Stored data

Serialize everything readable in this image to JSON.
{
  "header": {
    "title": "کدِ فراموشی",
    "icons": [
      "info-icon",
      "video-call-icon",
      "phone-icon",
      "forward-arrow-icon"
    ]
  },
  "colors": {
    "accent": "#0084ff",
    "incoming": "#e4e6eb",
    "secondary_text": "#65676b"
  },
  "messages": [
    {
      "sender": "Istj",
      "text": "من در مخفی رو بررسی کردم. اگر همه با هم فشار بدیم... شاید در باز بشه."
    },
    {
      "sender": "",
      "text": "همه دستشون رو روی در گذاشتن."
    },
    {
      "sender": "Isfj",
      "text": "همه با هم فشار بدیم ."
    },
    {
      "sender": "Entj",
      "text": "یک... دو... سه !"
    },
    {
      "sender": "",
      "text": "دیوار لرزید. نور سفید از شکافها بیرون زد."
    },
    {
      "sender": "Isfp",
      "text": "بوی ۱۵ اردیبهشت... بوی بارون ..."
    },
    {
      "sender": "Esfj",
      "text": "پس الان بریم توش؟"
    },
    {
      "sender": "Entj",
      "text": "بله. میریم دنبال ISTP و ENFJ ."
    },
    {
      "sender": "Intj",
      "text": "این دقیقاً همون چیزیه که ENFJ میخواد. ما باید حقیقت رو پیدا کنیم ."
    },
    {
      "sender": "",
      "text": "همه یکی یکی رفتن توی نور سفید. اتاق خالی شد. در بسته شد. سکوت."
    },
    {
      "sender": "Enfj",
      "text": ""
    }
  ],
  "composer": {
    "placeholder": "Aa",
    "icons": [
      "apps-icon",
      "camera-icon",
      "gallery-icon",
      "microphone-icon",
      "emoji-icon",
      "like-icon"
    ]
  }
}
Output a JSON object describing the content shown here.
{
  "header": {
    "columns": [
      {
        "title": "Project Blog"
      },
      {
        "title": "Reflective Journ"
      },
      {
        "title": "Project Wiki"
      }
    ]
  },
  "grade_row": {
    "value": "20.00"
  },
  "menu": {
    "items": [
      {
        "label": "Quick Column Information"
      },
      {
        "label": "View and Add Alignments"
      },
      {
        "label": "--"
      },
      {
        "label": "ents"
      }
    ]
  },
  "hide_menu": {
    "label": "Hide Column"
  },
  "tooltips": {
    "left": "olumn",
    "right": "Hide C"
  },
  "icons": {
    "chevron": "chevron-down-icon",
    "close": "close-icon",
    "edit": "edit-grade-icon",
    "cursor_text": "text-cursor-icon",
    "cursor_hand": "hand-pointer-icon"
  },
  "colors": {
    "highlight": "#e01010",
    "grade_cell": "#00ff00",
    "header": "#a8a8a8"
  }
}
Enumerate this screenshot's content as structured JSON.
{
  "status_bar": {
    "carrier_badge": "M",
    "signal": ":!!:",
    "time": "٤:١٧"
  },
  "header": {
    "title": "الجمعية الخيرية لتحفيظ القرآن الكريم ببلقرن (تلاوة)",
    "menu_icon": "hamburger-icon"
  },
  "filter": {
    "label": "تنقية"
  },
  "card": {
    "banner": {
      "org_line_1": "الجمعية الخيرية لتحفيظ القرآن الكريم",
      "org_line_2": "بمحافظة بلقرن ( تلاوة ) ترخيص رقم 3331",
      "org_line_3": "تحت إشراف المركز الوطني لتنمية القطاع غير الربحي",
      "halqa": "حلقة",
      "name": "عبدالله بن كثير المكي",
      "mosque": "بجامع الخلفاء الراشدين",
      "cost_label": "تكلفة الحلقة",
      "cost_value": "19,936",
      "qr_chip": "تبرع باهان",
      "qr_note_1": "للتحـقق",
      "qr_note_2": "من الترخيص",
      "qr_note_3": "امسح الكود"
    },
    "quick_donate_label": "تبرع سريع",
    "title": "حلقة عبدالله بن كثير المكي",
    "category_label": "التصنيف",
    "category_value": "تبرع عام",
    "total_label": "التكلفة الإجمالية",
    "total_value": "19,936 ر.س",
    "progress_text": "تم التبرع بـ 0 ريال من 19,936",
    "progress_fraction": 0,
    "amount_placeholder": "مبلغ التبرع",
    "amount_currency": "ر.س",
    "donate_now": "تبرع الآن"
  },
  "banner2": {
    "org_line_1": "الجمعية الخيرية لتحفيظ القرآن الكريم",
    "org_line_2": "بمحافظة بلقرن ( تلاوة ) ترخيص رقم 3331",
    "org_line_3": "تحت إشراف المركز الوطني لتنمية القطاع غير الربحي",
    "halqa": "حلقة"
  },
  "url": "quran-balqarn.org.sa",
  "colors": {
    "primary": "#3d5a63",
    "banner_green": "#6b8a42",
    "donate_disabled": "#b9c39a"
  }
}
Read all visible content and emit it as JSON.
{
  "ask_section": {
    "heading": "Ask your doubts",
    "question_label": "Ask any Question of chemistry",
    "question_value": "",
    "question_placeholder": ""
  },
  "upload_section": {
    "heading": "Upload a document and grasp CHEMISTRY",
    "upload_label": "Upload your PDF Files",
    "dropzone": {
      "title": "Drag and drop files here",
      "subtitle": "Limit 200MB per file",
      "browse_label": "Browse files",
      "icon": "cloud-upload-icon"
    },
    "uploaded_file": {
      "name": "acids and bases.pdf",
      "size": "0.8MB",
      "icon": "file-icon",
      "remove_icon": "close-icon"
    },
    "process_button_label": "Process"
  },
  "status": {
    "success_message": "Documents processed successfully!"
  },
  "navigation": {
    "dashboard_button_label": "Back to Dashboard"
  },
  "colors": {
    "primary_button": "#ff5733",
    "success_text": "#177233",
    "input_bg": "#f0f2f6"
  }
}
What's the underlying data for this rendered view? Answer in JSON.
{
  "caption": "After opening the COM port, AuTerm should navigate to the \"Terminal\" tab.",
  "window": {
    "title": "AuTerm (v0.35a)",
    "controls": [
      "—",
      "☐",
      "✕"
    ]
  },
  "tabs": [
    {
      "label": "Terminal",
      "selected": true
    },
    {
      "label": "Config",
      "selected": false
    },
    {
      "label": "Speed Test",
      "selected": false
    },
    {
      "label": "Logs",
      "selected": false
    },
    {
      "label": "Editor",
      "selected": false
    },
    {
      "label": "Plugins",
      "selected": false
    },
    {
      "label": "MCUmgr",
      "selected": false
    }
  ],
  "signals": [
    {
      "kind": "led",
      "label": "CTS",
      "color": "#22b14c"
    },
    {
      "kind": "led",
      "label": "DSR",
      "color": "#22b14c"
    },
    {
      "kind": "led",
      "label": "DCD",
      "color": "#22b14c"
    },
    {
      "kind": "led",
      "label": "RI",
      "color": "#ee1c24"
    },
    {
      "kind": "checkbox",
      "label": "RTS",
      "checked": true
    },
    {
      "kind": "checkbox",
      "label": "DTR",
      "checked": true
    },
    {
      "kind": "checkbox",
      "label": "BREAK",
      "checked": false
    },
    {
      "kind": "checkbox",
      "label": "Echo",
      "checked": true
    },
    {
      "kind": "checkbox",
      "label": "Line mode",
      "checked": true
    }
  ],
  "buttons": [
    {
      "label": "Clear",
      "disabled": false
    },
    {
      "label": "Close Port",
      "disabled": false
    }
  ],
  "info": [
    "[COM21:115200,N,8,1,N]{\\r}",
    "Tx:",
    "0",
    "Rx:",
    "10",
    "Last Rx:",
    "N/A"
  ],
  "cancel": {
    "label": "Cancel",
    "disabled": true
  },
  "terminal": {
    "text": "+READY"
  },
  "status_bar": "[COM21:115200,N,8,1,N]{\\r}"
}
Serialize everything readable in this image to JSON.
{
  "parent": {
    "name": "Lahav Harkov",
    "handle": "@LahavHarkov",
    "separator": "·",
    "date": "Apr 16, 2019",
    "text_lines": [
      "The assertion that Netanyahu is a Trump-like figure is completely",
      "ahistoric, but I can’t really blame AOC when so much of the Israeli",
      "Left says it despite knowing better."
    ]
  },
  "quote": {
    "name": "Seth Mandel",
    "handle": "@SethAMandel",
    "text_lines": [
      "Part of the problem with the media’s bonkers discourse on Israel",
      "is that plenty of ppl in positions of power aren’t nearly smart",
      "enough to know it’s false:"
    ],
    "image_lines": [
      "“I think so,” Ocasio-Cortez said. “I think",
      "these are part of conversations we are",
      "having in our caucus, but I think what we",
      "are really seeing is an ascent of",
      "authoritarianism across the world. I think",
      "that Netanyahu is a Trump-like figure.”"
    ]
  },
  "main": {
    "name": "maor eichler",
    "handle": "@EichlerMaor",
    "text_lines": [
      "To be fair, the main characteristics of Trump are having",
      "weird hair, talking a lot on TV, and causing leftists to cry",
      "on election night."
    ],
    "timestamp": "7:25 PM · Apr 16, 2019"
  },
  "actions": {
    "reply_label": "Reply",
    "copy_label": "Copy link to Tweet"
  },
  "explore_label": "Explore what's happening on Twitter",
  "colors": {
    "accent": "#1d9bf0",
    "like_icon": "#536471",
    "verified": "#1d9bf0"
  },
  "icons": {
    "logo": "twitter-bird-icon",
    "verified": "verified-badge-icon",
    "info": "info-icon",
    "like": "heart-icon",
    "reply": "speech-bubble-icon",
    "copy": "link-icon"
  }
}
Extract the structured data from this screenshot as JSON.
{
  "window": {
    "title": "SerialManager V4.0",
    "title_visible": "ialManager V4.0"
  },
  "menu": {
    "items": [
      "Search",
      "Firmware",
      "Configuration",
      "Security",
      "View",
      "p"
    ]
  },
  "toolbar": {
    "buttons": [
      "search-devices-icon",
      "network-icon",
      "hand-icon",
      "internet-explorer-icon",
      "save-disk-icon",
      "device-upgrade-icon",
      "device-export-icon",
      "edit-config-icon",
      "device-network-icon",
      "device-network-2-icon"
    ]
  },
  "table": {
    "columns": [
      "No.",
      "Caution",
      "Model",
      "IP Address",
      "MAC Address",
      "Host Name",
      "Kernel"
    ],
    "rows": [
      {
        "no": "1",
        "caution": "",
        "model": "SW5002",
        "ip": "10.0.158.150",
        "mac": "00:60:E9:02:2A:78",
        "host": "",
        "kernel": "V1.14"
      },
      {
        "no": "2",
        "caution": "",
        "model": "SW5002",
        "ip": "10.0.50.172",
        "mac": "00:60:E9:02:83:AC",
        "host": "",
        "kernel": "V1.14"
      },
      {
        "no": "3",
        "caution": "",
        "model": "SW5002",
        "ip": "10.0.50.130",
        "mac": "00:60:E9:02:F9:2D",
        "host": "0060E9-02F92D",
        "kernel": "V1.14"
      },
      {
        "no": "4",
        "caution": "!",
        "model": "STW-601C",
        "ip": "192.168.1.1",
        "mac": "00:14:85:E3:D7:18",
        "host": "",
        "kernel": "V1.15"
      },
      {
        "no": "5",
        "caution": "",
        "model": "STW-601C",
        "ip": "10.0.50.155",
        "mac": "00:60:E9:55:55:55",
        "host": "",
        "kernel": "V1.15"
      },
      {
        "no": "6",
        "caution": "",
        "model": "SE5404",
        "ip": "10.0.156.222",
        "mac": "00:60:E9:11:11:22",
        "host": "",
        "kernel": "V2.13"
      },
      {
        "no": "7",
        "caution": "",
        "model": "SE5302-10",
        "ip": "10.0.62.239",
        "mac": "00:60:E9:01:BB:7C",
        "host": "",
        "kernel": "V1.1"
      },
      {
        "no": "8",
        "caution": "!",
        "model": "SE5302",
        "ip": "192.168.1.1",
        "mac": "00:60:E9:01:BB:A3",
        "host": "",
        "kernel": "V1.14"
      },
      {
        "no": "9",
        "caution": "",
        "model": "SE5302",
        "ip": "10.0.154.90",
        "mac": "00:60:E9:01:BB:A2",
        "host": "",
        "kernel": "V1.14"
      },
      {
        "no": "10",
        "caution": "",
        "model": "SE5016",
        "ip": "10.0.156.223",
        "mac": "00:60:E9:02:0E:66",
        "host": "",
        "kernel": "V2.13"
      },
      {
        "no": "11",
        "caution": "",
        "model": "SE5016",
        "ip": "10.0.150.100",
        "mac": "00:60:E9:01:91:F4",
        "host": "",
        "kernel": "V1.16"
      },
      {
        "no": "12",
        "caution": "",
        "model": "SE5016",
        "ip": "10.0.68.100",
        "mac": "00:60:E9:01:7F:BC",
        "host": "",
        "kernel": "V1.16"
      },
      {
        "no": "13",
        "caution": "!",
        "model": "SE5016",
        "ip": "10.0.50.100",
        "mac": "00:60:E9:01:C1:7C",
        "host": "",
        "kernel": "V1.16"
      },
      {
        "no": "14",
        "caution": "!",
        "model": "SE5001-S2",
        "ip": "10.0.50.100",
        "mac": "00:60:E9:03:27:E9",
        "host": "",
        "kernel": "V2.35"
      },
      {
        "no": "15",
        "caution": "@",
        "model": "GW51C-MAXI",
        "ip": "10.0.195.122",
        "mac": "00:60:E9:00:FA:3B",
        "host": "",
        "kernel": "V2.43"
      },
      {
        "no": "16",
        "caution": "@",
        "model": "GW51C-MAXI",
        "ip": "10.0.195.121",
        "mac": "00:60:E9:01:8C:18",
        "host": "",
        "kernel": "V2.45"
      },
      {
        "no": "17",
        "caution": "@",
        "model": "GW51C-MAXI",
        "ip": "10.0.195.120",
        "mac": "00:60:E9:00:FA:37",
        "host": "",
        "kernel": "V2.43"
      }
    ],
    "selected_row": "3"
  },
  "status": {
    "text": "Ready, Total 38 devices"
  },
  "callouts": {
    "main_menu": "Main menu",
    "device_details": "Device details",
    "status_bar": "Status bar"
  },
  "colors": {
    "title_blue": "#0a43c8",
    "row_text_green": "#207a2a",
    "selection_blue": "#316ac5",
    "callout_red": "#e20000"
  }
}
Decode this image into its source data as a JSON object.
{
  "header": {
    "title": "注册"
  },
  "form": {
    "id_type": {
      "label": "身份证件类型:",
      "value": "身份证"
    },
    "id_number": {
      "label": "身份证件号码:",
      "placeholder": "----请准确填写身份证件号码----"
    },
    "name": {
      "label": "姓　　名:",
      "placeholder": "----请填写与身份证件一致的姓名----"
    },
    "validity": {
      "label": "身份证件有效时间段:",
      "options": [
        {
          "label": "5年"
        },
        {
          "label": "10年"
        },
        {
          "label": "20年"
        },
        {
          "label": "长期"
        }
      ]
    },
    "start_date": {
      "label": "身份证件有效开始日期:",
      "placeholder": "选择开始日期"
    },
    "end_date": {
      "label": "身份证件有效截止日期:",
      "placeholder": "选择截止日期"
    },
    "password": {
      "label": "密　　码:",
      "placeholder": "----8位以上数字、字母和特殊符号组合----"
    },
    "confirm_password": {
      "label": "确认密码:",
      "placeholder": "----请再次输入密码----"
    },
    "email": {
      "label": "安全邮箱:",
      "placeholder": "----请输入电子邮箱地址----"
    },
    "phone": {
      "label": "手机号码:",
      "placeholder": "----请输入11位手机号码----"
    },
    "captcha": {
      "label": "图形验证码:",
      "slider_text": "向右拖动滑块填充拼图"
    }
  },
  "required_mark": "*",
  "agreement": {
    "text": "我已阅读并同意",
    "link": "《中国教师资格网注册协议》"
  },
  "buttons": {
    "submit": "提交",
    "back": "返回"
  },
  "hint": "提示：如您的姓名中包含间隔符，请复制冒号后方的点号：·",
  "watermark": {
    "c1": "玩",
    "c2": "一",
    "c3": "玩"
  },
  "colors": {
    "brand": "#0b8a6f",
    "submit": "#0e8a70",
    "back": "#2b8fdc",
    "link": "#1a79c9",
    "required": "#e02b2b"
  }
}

*THE REQUEST*. Report only the number of lines that hold the string "Project" in this listing.

*RESULT*. 2